# Task instructions
Copy out the data exactly, leaving the pictures behind.

* begin Rows *

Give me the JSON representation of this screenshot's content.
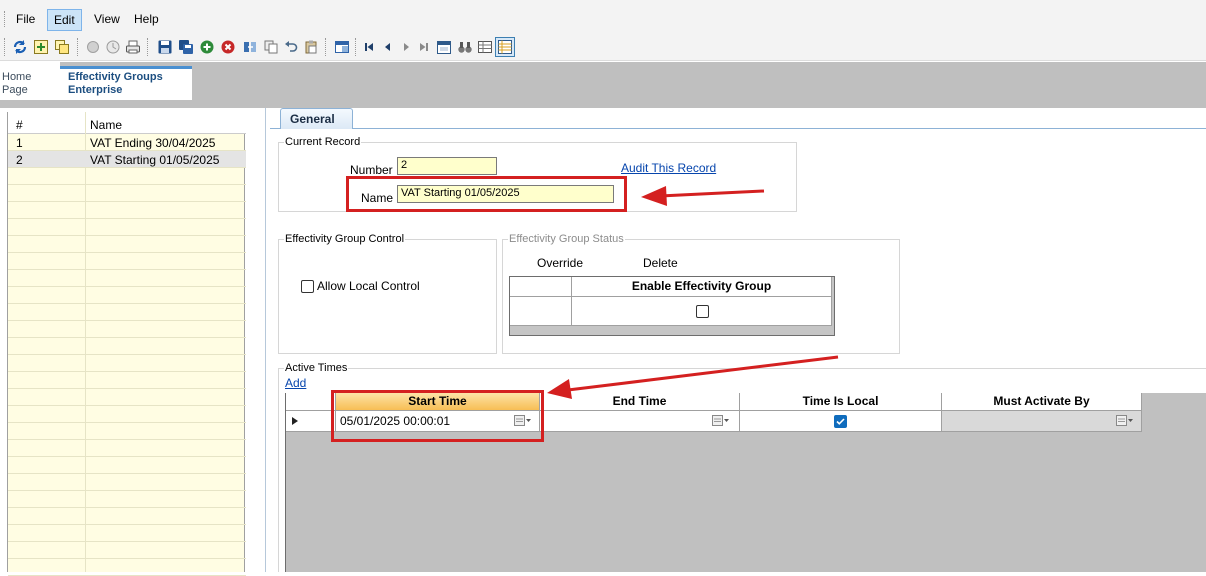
{
  "menu": {
    "items": [
      "File",
      "Edit",
      "View",
      "Help"
    ],
    "active": "Edit"
  },
  "toolbar": {
    "icons": [
      "refresh-icon",
      "new-record-icon",
      "copy-record-icon",
      "disabled-circle-icon",
      "disabled-clock-icon",
      "print-icon",
      "save-icon",
      "save-all-icon",
      "add-icon",
      "delete-icon",
      "export-icon",
      "copy-icon",
      "undo-icon",
      "paste-icon",
      "layout-icon",
      "first-record-icon",
      "previous-record-icon",
      "next-record-icon",
      "last-record-icon",
      "calendar-icon",
      "binoculars-icon",
      "grid-view-icon",
      "form-view-icon"
    ]
  },
  "doc_tabs": {
    "home_line1": "Home",
    "home_line2": "Page",
    "groups_line1": "Effectivity Groups",
    "groups_line2": "Enterprise"
  },
  "list": {
    "col_index": "#",
    "col_name": "Name",
    "rows": [
      {
        "index": "1",
        "name": "VAT Ending 30/04/2025"
      },
      {
        "index": "2",
        "name": "VAT Starting 01/05/2025"
      }
    ],
    "selected_index": 1
  },
  "form": {
    "tab_label": "General",
    "current_record": {
      "legend": "Current Record",
      "number_label": "Number",
      "number_value": "2",
      "name_label": "Name",
      "name_value": "VAT Starting 01/05/2025",
      "audit_link": "Audit This Record"
    },
    "group_control": {
      "legend": "Effectivity Group Control",
      "allow_local_label": "Allow Local Control",
      "allow_local_checked": false
    },
    "group_status": {
      "legend": "Effectivity Group Status",
      "override_label": "Override",
      "delete_label": "Delete",
      "enable_header": "Enable Effectivity Group",
      "enable_checked": false
    },
    "active_times": {
      "legend": "Active Times",
      "add_link": "Add",
      "columns": [
        "Start Time",
        "End Time",
        "Time Is Local",
        "Must Activate By"
      ],
      "rows": [
        {
          "start_time": "05/01/2025  00:00:01",
          "end_time": "",
          "time_is_local": true,
          "must_activate_by": ""
        }
      ]
    }
  },
  "colors": {
    "highlight_red": "#d42020",
    "list_background": "#fffde3",
    "field_background": "#ffffcc",
    "active_header": "#f7be55"
  }
}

* end Rows *

# Task result
Give me the JSON representation of this screenshot's content.
{
  "menu": {
    "items": [
      "File",
      "Edit",
      "View",
      "Help"
    ],
    "active": "Edit"
  },
  "toolbar": {
    "icons": [
      "refresh-icon",
      "new-record-icon",
      "copy-record-icon",
      "disabled-circle-icon",
      "disabled-clock-icon",
      "print-icon",
      "save-icon",
      "save-all-icon",
      "add-icon",
      "delete-icon",
      "export-icon",
      "copy-icon",
      "undo-icon",
      "paste-icon",
      "layout-icon",
      "first-record-icon",
      "previous-record-icon",
      "next-record-icon",
      "last-record-icon",
      "calendar-icon",
      "binoculars-icon",
      "grid-view-icon",
      "form-view-icon"
    ]
  },
  "doc_tabs": {
    "home_line1": "Home",
    "home_line2": "Page",
    "groups_line1": "Effectivity Groups",
    "groups_line2": "Enterprise"
  },
  "list": {
    "col_index": "#",
    "col_name": "Name",
    "rows": [
      {
        "index": "1",
        "name": "VAT Ending 30/04/2025"
      },
      {
        "index": "2",
        "name": "VAT Starting 01/05/2025"
      }
    ],
    "selected_index": 1
  },
  "form": {
    "tab_label": "General",
    "current_record": {
      "legend": "Current Record",
      "number_label": "Number",
      "number_value": "2",
      "name_label": "Name",
      "name_value": "VAT Starting 01/05/2025",
      "audit_link": "Audit This Record"
    },
    "group_control": {
      "legend": "Effectivity Group Control",
      "allow_local_label": "Allow Local Control",
      "allow_local_checked": false
    },
    "group_status": {
      "legend": "Effectivity Group Status",
      "override_label": "Override",
      "delete_label": "Delete",
      "enable_header": "Enable Effectivity Group",
      "enable_checked": false
    },
    "active_times": {
      "legend": "Active Times",
      "add_link": "Add",
      "columns": [
        "Start Time",
        "End Time",
        "Time Is Local",
        "Must Activate By"
      ],
      "rows": [
        {
          "start_time": "05/01/2025  00:00:01",
          "end_time": "",
          "time_is_local": true,
          "must_activate_by": ""
        }
      ]
    }
  },
  "colors": {
    "highlight_red": "#d42020",
    "list_background": "#fffde3",
    "field_background": "#ffffcc",
    "active_header": "#f7be55"
  }
}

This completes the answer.